Description of the task: Transcribe each record below word for word.

(Extracts from a graphics dataset)
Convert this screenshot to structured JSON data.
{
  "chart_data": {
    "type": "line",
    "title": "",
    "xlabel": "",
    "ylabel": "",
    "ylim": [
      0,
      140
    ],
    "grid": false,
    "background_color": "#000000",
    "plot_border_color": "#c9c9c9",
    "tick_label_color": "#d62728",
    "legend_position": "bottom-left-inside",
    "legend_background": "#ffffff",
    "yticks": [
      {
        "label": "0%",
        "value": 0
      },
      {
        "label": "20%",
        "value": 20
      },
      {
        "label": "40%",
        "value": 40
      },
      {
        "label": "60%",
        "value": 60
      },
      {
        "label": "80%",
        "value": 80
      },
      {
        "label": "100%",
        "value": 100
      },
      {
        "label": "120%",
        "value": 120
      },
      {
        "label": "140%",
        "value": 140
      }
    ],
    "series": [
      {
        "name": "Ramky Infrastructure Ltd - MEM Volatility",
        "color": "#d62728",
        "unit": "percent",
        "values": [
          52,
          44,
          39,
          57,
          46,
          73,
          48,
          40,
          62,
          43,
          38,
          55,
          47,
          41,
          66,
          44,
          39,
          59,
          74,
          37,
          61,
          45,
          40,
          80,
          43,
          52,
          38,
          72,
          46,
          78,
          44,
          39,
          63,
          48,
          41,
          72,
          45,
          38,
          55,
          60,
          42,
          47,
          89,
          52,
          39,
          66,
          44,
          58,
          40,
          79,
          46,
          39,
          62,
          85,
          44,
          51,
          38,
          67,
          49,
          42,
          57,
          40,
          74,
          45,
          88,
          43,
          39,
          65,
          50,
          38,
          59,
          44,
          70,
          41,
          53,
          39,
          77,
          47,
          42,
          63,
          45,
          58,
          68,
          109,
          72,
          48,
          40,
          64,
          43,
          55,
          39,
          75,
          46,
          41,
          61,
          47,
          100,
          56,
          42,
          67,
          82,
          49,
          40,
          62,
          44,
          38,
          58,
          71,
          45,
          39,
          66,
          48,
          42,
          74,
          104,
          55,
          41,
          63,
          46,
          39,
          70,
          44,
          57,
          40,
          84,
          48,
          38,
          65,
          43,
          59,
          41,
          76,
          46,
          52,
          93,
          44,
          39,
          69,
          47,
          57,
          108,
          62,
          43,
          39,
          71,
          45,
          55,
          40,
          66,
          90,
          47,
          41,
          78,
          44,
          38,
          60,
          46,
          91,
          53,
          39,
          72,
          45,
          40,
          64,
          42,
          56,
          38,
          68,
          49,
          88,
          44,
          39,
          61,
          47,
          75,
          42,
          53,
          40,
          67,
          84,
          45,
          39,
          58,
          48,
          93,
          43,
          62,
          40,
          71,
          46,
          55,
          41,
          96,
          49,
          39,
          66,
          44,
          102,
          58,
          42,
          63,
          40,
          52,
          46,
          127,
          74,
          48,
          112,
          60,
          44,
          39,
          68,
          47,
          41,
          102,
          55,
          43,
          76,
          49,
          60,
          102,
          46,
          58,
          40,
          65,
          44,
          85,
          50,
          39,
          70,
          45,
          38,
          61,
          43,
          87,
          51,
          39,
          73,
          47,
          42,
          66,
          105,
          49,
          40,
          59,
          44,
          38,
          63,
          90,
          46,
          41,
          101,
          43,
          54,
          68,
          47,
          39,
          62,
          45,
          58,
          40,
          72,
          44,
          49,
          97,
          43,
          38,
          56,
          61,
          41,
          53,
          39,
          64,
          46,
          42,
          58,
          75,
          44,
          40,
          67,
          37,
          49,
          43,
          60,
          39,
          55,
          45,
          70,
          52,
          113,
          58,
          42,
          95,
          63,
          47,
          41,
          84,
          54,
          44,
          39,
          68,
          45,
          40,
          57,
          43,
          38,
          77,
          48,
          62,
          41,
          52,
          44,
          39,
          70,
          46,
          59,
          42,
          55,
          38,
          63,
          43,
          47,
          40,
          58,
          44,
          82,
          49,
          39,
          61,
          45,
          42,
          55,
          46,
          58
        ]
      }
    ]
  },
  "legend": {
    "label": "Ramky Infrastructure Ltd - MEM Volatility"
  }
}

Complete output:
Convert this screenshot to structured JSON data.
{
  "chart_data": {
    "type": "line",
    "title": "",
    "xlabel": "",
    "ylabel": "",
    "ylim": [
      0,
      140
    ],
    "grid": false,
    "background_color": "#000000",
    "plot_border_color": "#c9c9c9",
    "tick_label_color": "#d62728",
    "legend_position": "bottom-left-inside",
    "legend_background": "#ffffff",
    "yticks": [
      {
        "label": "0%",
        "value": 0
      },
      {
        "label": "20%",
        "value": 20
      },
      {
        "label": "40%",
        "value": 40
      },
      {
        "label": "60%",
        "value": 60
      },
      {
        "label": "80%",
        "value": 80
      },
      {
        "label": "100%",
        "value": 100
      },
      {
        "label": "120%",
        "value": 120
      },
      {
        "label": "140%",
        "value": 140
      }
    ],
    "series": [
      {
        "name": "Ramky Infrastructure Ltd - MEM Volatility",
        "color": "#d62728",
        "unit": "percent",
        "values": [
          52,
          44,
          39,
          57,
          46,
          73,
          48,
          40,
          62,
          43,
          38,
          55,
          47,
          41,
          66,
          44,
          39,
          59,
          74,
          37,
          61,
          45,
          40,
          80,
          43,
          52,
          38,
          72,
          46,
          78,
          44,
          39,
          63,
          48,
          41,
          72,
          45,
          38,
          55,
          60,
          42,
          47,
          89,
          52,
          39,
          66,
          44,
          58,
          40,
          79,
          46,
          39,
          62,
          85,
          44,
          51,
          38,
          67,
          49,
          42,
          57,
          40,
          74,
          45,
          88,
          43,
          39,
          65,
          50,
          38,
          59,
          44,
          70,
          41,
          53,
          39,
          77,
          47,
          42,
          63,
          45,
          58,
          68,
          109,
          72,
          48,
          40,
          64,
          43,
          55,
          39,
          75,
          46,
          41,
          61,
          47,
          100,
          56,
          42,
          67,
          82,
          49,
          40,
          62,
          44,
          38,
          58,
          71,
          45,
          39,
          66,
          48,
          42,
          74,
          104,
          55,
          41,
          63,
          46,
          39,
          70,
          44,
          57,
          40,
          84,
          48,
          38,
          65,
          43,
          59,
          41,
          76,
          46,
          52,
          93,
          44,
          39,
          69,
          47,
          57,
          108,
          62,
          43,
          39,
          71,
          45,
          55,
          40,
          66,
          90,
          47,
          41,
          78,
          44,
          38,
          60,
          46,
          91,
          53,
          39,
          72,
          45,
          40,
          64,
          42,
          56,
          38,
          68,
          49,
          88,
          44,
          39,
          61,
          47,
          75,
          42,
          53,
          40,
          67,
          84,
          45,
          39,
          58,
          48,
          93,
          43,
          62,
          40,
          71,
          46,
          55,
          41,
          96,
          49,
          39,
          66,
          44,
          102,
          58,
          42,
          63,
          40,
          52,
          46,
          127,
          74,
          48,
          112,
          60,
          44,
          39,
          68,
          47,
          41,
          102,
          55,
          43,
          76,
          49,
          60,
          102,
          46,
          58,
          40,
          65,
          44,
          85,
          50,
          39,
          70,
          45,
          38,
          61,
          43,
          87,
          51,
          39,
          73,
          47,
          42,
          66,
          105,
          49,
          40,
          59,
          44,
          38,
          63,
          90,
          46,
          41,
          101,
          43,
          54,
          68,
          47,
          39,
          62,
          45,
          58,
          40,
          72,
          44,
          49,
          97,
          43,
          38,
          56,
          61,
          41,
          53,
          39,
          64,
          46,
          42,
          58,
          75,
          44,
          40,
          67,
          37,
          49,
          43,
          60,
          39,
          55,
          45,
          70,
          52,
          113,
          58,
          42,
          95,
          63,
          47,
          41,
          84,
          54,
          44,
          39,
          68,
          45,
          40,
          57,
          43,
          38,
          77,
          48,
          62,
          41,
          52,
          44,
          39,
          70,
          46,
          59,
          42,
          55,
          38,
          63,
          43,
          47,
          40,
          58,
          44,
          82,
          49,
          39,
          61,
          45,
          42,
          55,
          46,
          58
        ]
      }
    ]
  },
  "legend": {
    "label": "Ramky Infrastructure Ltd - MEM Volatility"
  }
}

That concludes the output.